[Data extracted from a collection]
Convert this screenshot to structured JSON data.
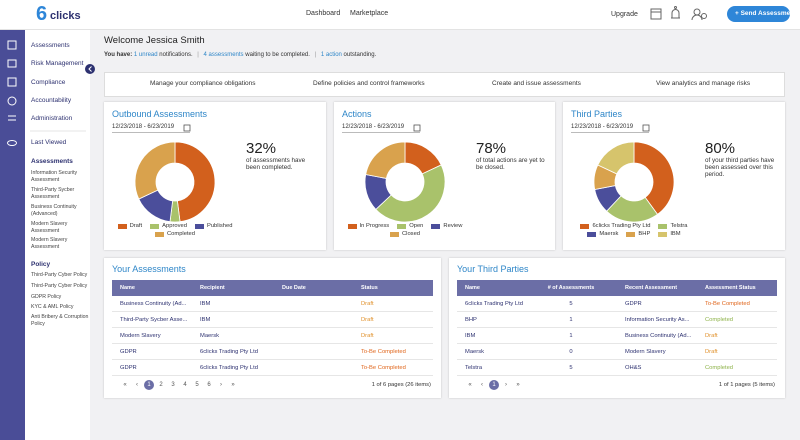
{
  "header": {
    "logo_mark": "6",
    "logo_text": "clicks",
    "nav": [
      "Dashboard",
      "Marketplace"
    ],
    "upgrade": "Upgrade",
    "button": "+ Send Assessment"
  },
  "sidebar": {
    "menu": [
      "Assessments",
      "Risk Management",
      "Compliance",
      "Accountability",
      "Administration"
    ],
    "last_viewed": "Last Viewed",
    "groups": [
      {
        "title": "Assessments",
        "items": [
          "Information Security Assessment",
          "Third-Party Sycber Assessment",
          "Business Continuity (Advanced)",
          "Modern Slavery Assessment",
          "Modern Slavery Assessment"
        ]
      },
      {
        "title": "Policy",
        "items": [
          "Third-Party Cyber Policy",
          "Third-Party Cyber Policy",
          "GDPR Policy",
          "KYC & AML Policy",
          "Anti Bribery & Corruption Policy"
        ]
      }
    ]
  },
  "welcome": {
    "title": "Welcome Jessica Smith",
    "prefix": "You have:",
    "separator": "|",
    "parts": [
      {
        "link": "1 unread",
        "text": "notifications."
      },
      {
        "link": "4 assessments",
        "text": "waiting to be completed."
      },
      {
        "link": "1 action",
        "text": "outstanding."
      }
    ]
  },
  "actions": [
    "Manage your compliance obligations",
    "Define policies and control frameworks",
    "Create and issue assessments",
    "View analytics and manage risks"
  ],
  "cards": [
    {
      "title": "Outbound Assessments",
      "date": "12/23/2018 - 6/23/2019",
      "percent": "32%",
      "caption": "of assessments have been completed.",
      "chart": {
        "type": "pie",
        "categories": [
          "Draft",
          "Approved",
          "Published",
          "Completed"
        ],
        "values": [
          48,
          4,
          16,
          32
        ],
        "colors": [
          "#d2601d",
          "#a9c26b",
          "#4b4e9b",
          "#d9a24d"
        ]
      }
    },
    {
      "title": "Actions",
      "date": "12/23/2018 - 6/23/2019",
      "percent": "78%",
      "caption": "of total actions are yet to be closed.",
      "chart": {
        "type": "pie",
        "categories": [
          "In Progress",
          "Open",
          "Review",
          "Closed"
        ],
        "values": [
          18,
          45,
          15,
          22
        ],
        "colors": [
          "#d2601d",
          "#a9c26b",
          "#4b4e9b",
          "#d9a24d"
        ]
      }
    },
    {
      "title": "Third Parties",
      "date": "12/23/2018 - 6/23/2019",
      "percent": "80%",
      "caption": "of your third parties have been assessed over this period.",
      "chart": {
        "type": "pie",
        "categories": [
          "6clicks Trading Pty Ltd",
          "Telstra",
          "Maersk",
          "BHP",
          "IBM"
        ],
        "values": [
          40,
          22,
          10,
          10,
          18
        ],
        "colors": [
          "#d2601d",
          "#a9c26b",
          "#4b4e9b",
          "#d9a24d",
          "#d6c46c"
        ]
      }
    }
  ],
  "status_colors": {
    "Draft": "#e0902a",
    "To-Be Completed": "#e0661c",
    "Completed": "#8db248"
  },
  "tables": [
    {
      "title": "Your Assessments",
      "columns": [
        "Name",
        "Recipient",
        "Due Date",
        "Status"
      ],
      "rows": [
        [
          "Business Continuity (Ad...",
          "IBM",
          null,
          "Draft"
        ],
        [
          "Third-Party Sycber Asse...",
          "IBM",
          null,
          "Draft"
        ],
        [
          "Modern Slavery",
          "Maersk",
          null,
          "Draft"
        ],
        [
          "GDPR",
          "6clicks Trading Pty Ltd",
          null,
          "To-Be Completed"
        ],
        [
          "GDPR",
          "6clicks Trading Pty Ltd",
          null,
          "To-Be Completed"
        ]
      ],
      "pager": [
        "«",
        "‹",
        "1",
        "2",
        "3",
        "4",
        "5",
        "6",
        "›",
        "»"
      ],
      "active": 2,
      "summary": "1 of 6 pages (26 items)"
    },
    {
      "title": "Your Third Parties",
      "columns": [
        "Name",
        "# of Assessments",
        "Recent Assessment",
        "Assessment Status"
      ],
      "rows": [
        [
          "6clicks Trading Pty Ltd",
          5,
          "GDPR",
          "To-Be Completed"
        ],
        [
          "BHP",
          1,
          "Information Security As...",
          "Completed"
        ],
        [
          "IBM",
          1,
          "Business Continuity (Ad...",
          "Draft"
        ],
        [
          "Maersk",
          0,
          "Modern Slavery",
          "Draft"
        ],
        [
          "Telstra",
          5,
          "OH&S",
          "Completed"
        ]
      ],
      "pager": [
        "«",
        "‹",
        "1",
        "›",
        "»"
      ],
      "active": 2,
      "summary": "1 of 1 pages (5 items)"
    }
  ]
}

Written exercise: All of the material above should be reproduced exactly, except the pictures.

Task solution:
Convert this screenshot to structured JSON data.
{
  "header": {
    "logo_mark": "6",
    "logo_text": "clicks",
    "nav": [
      "Dashboard",
      "Marketplace"
    ],
    "upgrade": "Upgrade",
    "button": "+ Send Assessment"
  },
  "sidebar": {
    "menu": [
      "Assessments",
      "Risk Management",
      "Compliance",
      "Accountability",
      "Administration"
    ],
    "last_viewed": "Last Viewed",
    "groups": [
      {
        "title": "Assessments",
        "items": [
          "Information Security Assessment",
          "Third-Party Sycber Assessment",
          "Business Continuity (Advanced)",
          "Modern Slavery Assessment",
          "Modern Slavery Assessment"
        ]
      },
      {
        "title": "Policy",
        "items": [
          "Third-Party Cyber Policy",
          "Third-Party Cyber Policy",
          "GDPR Policy",
          "KYC & AML Policy",
          "Anti Bribery & Corruption Policy"
        ]
      }
    ]
  },
  "welcome": {
    "title": "Welcome Jessica Smith",
    "prefix": "You have:",
    "separator": "|",
    "parts": [
      {
        "link": "1 unread",
        "text": "notifications."
      },
      {
        "link": "4 assessments",
        "text": "waiting to be completed."
      },
      {
        "link": "1 action",
        "text": "outstanding."
      }
    ]
  },
  "actions": [
    "Manage your compliance obligations",
    "Define policies and control frameworks",
    "Create and issue assessments",
    "View analytics and manage risks"
  ],
  "cards": [
    {
      "title": "Outbound Assessments",
      "date": "12/23/2018 - 6/23/2019",
      "percent": "32%",
      "caption": "of assessments have been completed.",
      "chart": {
        "type": "pie",
        "categories": [
          "Draft",
          "Approved",
          "Published",
          "Completed"
        ],
        "values": [
          48,
          4,
          16,
          32
        ],
        "colors": [
          "#d2601d",
          "#a9c26b",
          "#4b4e9b",
          "#d9a24d"
        ]
      }
    },
    {
      "title": "Actions",
      "date": "12/23/2018 - 6/23/2019",
      "percent": "78%",
      "caption": "of total actions are yet to be closed.",
      "chart": {
        "type": "pie",
        "categories": [
          "In Progress",
          "Open",
          "Review",
          "Closed"
        ],
        "values": [
          18,
          45,
          15,
          22
        ],
        "colors": [
          "#d2601d",
          "#a9c26b",
          "#4b4e9b",
          "#d9a24d"
        ]
      }
    },
    {
      "title": "Third Parties",
      "date": "12/23/2018 - 6/23/2019",
      "percent": "80%",
      "caption": "of your third parties have been assessed over this period.",
      "chart": {
        "type": "pie",
        "categories": [
          "6clicks Trading Pty Ltd",
          "Telstra",
          "Maersk",
          "BHP",
          "IBM"
        ],
        "values": [
          40,
          22,
          10,
          10,
          18
        ],
        "colors": [
          "#d2601d",
          "#a9c26b",
          "#4b4e9b",
          "#d9a24d",
          "#d6c46c"
        ]
      }
    }
  ],
  "status_colors": {
    "Draft": "#e0902a",
    "To-Be Completed": "#e0661c",
    "Completed": "#8db248"
  },
  "tables": [
    {
      "title": "Your Assessments",
      "columns": [
        "Name",
        "Recipient",
        "Due Date",
        "Status"
      ],
      "rows": [
        [
          "Business Continuity (Ad...",
          "IBM",
          null,
          "Draft"
        ],
        [
          "Third-Party Sycber Asse...",
          "IBM",
          null,
          "Draft"
        ],
        [
          "Modern Slavery",
          "Maersk",
          null,
          "Draft"
        ],
        [
          "GDPR",
          "6clicks Trading Pty Ltd",
          null,
          "To-Be Completed"
        ],
        [
          "GDPR",
          "6clicks Trading Pty Ltd",
          null,
          "To-Be Completed"
        ]
      ],
      "pager": [
        "«",
        "‹",
        "1",
        "2",
        "3",
        "4",
        "5",
        "6",
        "›",
        "»"
      ],
      "active": 2,
      "summary": "1 of 6 pages (26 items)"
    },
    {
      "title": "Your Third Parties",
      "columns": [
        "Name",
        "# of Assessments",
        "Recent Assessment",
        "Assessment Status"
      ],
      "rows": [
        [
          "6clicks Trading Pty Ltd",
          5,
          "GDPR",
          "To-Be Completed"
        ],
        [
          "BHP",
          1,
          "Information Security As...",
          "Completed"
        ],
        [
          "IBM",
          1,
          "Business Continuity (Ad...",
          "Draft"
        ],
        [
          "Maersk",
          0,
          "Modern Slavery",
          "Draft"
        ],
        [
          "Telstra",
          5,
          "OH&S",
          "Completed"
        ]
      ],
      "pager": [
        "«",
        "‹",
        "1",
        "›",
        "»"
      ],
      "active": 2,
      "summary": "1 of 1 pages (5 items)"
    }
  ]
}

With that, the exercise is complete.